**TASK DIRECTIONS:** Reproduce all the entries precisely.

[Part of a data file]
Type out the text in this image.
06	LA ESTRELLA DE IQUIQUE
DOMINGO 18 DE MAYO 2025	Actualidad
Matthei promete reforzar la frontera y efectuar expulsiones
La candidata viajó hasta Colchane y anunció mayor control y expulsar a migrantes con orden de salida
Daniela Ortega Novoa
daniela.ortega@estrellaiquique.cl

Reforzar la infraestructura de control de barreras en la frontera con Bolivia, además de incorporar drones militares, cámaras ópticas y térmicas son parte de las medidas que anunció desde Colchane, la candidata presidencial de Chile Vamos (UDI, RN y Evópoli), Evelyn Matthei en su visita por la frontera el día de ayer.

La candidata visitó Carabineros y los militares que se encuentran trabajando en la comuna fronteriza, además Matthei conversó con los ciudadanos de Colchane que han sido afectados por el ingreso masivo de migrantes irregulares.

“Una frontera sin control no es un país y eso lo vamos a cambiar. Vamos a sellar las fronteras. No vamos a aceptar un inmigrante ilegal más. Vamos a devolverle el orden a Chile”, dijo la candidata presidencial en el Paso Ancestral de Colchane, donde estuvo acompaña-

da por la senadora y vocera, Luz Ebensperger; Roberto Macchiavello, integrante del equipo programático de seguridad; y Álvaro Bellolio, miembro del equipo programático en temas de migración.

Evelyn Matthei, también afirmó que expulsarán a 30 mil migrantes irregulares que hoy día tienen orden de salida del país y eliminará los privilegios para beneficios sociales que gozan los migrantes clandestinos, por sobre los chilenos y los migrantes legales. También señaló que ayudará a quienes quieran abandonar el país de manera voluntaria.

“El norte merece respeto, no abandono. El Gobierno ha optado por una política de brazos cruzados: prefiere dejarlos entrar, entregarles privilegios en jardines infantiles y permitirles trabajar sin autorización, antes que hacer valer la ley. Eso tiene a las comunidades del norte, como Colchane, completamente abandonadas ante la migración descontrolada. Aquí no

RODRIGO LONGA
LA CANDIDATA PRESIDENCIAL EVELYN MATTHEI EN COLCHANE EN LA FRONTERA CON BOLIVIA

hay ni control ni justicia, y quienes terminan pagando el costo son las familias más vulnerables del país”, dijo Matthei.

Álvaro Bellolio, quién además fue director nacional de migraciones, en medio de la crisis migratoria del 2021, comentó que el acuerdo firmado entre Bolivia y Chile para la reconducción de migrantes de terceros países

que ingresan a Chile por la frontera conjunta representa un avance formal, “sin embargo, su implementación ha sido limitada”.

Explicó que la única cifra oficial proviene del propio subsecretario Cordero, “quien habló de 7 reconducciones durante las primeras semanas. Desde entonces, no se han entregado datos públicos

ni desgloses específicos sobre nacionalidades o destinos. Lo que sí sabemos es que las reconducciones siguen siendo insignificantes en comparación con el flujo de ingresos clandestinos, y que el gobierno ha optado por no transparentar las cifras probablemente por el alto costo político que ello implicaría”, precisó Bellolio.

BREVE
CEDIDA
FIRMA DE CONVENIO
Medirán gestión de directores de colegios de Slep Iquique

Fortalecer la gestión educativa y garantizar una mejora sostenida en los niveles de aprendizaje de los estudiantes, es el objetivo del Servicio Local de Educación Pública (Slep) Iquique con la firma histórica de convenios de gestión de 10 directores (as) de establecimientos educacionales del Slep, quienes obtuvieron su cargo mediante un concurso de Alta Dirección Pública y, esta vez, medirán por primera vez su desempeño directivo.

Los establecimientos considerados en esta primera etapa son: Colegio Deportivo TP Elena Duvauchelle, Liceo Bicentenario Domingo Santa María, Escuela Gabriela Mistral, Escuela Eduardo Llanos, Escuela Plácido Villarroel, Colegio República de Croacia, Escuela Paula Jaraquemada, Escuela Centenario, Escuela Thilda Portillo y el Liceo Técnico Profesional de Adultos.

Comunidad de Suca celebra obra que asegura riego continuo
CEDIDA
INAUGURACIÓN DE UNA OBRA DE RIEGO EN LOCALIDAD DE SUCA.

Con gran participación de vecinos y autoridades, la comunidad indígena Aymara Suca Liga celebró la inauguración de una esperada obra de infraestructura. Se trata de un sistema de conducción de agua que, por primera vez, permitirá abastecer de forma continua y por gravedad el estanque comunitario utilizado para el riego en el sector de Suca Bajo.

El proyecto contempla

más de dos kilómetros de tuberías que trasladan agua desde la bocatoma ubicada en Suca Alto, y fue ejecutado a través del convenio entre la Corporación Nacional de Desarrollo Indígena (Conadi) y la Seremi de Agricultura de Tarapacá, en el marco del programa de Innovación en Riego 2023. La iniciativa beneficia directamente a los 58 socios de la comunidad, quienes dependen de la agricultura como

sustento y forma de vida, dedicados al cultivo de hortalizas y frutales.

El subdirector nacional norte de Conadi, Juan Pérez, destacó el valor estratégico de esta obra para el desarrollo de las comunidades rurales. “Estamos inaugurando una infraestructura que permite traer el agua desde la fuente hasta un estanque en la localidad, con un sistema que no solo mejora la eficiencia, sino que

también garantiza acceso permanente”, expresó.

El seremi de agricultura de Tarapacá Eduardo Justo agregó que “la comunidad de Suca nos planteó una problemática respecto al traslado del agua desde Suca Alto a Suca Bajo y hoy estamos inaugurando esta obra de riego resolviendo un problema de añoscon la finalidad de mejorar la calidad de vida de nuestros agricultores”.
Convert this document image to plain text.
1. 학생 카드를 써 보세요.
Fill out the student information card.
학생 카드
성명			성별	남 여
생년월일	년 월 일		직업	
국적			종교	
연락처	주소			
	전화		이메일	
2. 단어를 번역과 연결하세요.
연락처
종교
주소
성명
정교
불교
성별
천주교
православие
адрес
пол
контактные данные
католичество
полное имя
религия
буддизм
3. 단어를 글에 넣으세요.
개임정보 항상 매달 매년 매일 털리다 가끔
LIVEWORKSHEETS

**SOLUTION TO THIS TASK:**
Type out the text in this image.
06	LA ESTRELLA DE IQUIQUE
DOMINGO 18 DE MAYO 2025	Actualidad
Matthei promete reforzar la frontera y efectuar expulsiones
La candidata viajó hasta Colchane y anunció mayor control y expulsar a migrantes con orden de salida
Daniela Ortega Novoa
daniela.ortega@estrellaiquique.cl

Reforzar la infraestructura de control de barreras en la frontera con Bolivia, además de incorporar drones militares, cámaras ópticas y térmicas son parte de las medidas que anunció desde Colchane, la candidata presidencial de Chile Vamos (UDI, RN y Evópoli), Evelyn Matthei en su visita por la frontera el día de ayer.

La candidata visitó Carabineros y los militares que se encuentran trabajando en la comuna fronteriza, además Matthei conversó con los ciudadanos de Colchane que han sido afectados por el ingreso masivo de migrantes irregulares.

“Una frontera sin control no es un país y eso lo vamos a cambiar. Vamos a sellar las fronteras. No vamos a aceptar un inmigrante ilegal más. Vamos a devolverle el orden a Chile”, dijo la candidata presidencial en el Paso Ancestral de Colchane, donde estuvo acompaña-

da por la senadora y vocera, Luz Ebensperger; Roberto Macchiavello, integrante del equipo programático de seguridad; y Álvaro Bellolio, miembro del equipo programático en temas de migración.

Evelyn Matthei, también afirmó que expulsarán a 30 mil migrantes irregulares que hoy día tienen orden de salida del país y eliminará los privilegios para beneficios sociales que gozan los migrantes clandestinos, por sobre los chilenos y los migrantes legales. También señaló que ayudará a quienes quieran abandonar el país de manera voluntaria.

“El norte merece respeto, no abandono. El Gobierno ha optado por una política de brazos cruzados: prefiere dejarlos entrar, entregarles privilegios en jardines infantiles y permitirles trabajar sin autorización, antes que hacer valer la ley. Eso tiene a las comunidades del norte, como Colchane, completamente abandonadas ante la migración descontrolada. Aquí no

RODRIGO LONGA
LA CANDIDATA PRESIDENCIAL EVELYN MATTHEI EN COLCHANE EN LA FRONTERA CON BOLIVIA

hay ni control ni justicia, y quienes terminan pagando el costo son las familias más vulnerables del país”, dijo Matthei.

Álvaro Bellolio, quién además fue director nacional de migraciones, en medio de la crisis migratoria del 2021, comentó que el acuerdo firmado entre Bolivia y Chile para la reconducción de migrantes de terceros países

que ingresan a Chile por la frontera conjunta representa un avance formal, “sin embargo, su implementación ha sido limitada”.

Explicó que la única cifra oficial proviene del propio subsecretario Cordero, “quien habló de 7 reconducciones durante las primeras semanas. Desde entonces, no se han entregado datos públicos

ni desgloses específicos sobre nacionalidades o destinos. Lo que sí sabemos es que las reconducciones siguen siendo insignificantes en comparación con el flujo de ingresos clandestinos, y que el gobierno ha optado por no transparentar las cifras probablemente por el alto costo político que ello implicaría”, precisó Bellolio.

BREVE
CEDIDA
FIRMA DE CONVENIO
Medirán gestión de directores de colegios de Slep Iquique

Fortalecer la gestión educativa y garantizar una mejora sostenida en los niveles de aprendizaje de los estudiantes, es el objetivo del Servicio Local de Educación Pública (Slep) Iquique con la firma histórica de convenios de gestión de 10 directores (as) de establecimientos educacionales del Slep, quienes obtuvieron su cargo mediante un concurso de Alta Dirección Pública y, esta vez, medirán por primera vez su desempeño directivo.

Los establecimientos considerados en esta primera etapa son: Colegio Deportivo TP Elena Duvauchelle, Liceo Bicentenario Domingo Santa María, Escuela Gabriela Mistral, Escuela Eduardo Llanos, Escuela Plácido Villarroel, Colegio República de Croacia, Escuela Paula Jaraquemada, Escuela Centenario, Escuela Thilda Portillo y el Liceo Técnico Profesional de Adultos.

Comunidad de Suca celebra obra que asegura riego continuo
CEDIDA
INAUGURACIÓN DE UNA OBRA DE RIEGO EN LOCALIDAD DE SUCA.

Con gran participación de vecinos y autoridades, la comunidad indígena Aymara Suca Liga celebró la inauguración de una esperada obra de infraestructura. Se trata de un sistema de conducción de agua que, por primera vez, permitirá abastecer de forma continua y por gravedad el estanque comunitario utilizado para el riego en el sector de Suca Bajo.

El proyecto contempla

más de dos kilómetros de tuberías que trasladan agua desde la bocatoma ubicada en Suca Alto, y fue ejecutado a través del convenio entre la Corporación Nacional de Desarrollo Indígena (Conadi) y la Seremi de Agricultura de Tarapacá, en el marco del programa de Innovación en Riego 2023. La iniciativa beneficia directamente a los 58 socios de la comunidad, quienes dependen de la agricultura como

sustento y forma de vida, dedicados al cultivo de hortalizas y frutales.

El subdirector nacional norte de Conadi, Juan Pérez, destacó el valor estratégico de esta obra para el desarrollo de las comunidades rurales. “Estamos inaugurando una infraestructura que permite traer el agua desde la fuente hasta un estanque en la localidad, con un sistema que no solo mejora la eficiencia, sino que

también garantiza acceso permanente”, expresó.

El seremi de agricultura de Tarapacá Eduardo Justo agregó que “la comunidad de Suca nos planteó una problemática respecto al traslado del agua desde Suca Alto a Suca Bajo y hoy estamos inaugurando esta obra de riego resolviendo un problema de añoscon la finalidad de mejorar la calidad de vida de nuestros agricultores”.
Convert this document image to plain text.
1. 학생 카드를 써 보세요.
Fill out the student information card.
학생 카드
성명			성별	남 여
생년월일	년 월 일		직업	
국적			종교	
연락처	주소			
	전화		이메일	
2. 단어를 번역과 연결하세요.
연락처
종교
주소
성명
정교
불교
성별
천주교
православие
адрес
пол
контактные данные
католичество
полное имя
религия
буддизм
3. 단어를 글에 넣으세요.
개임정보 항상 매달 매년 매일 털리다 가끔
LIVEWORKSHEETS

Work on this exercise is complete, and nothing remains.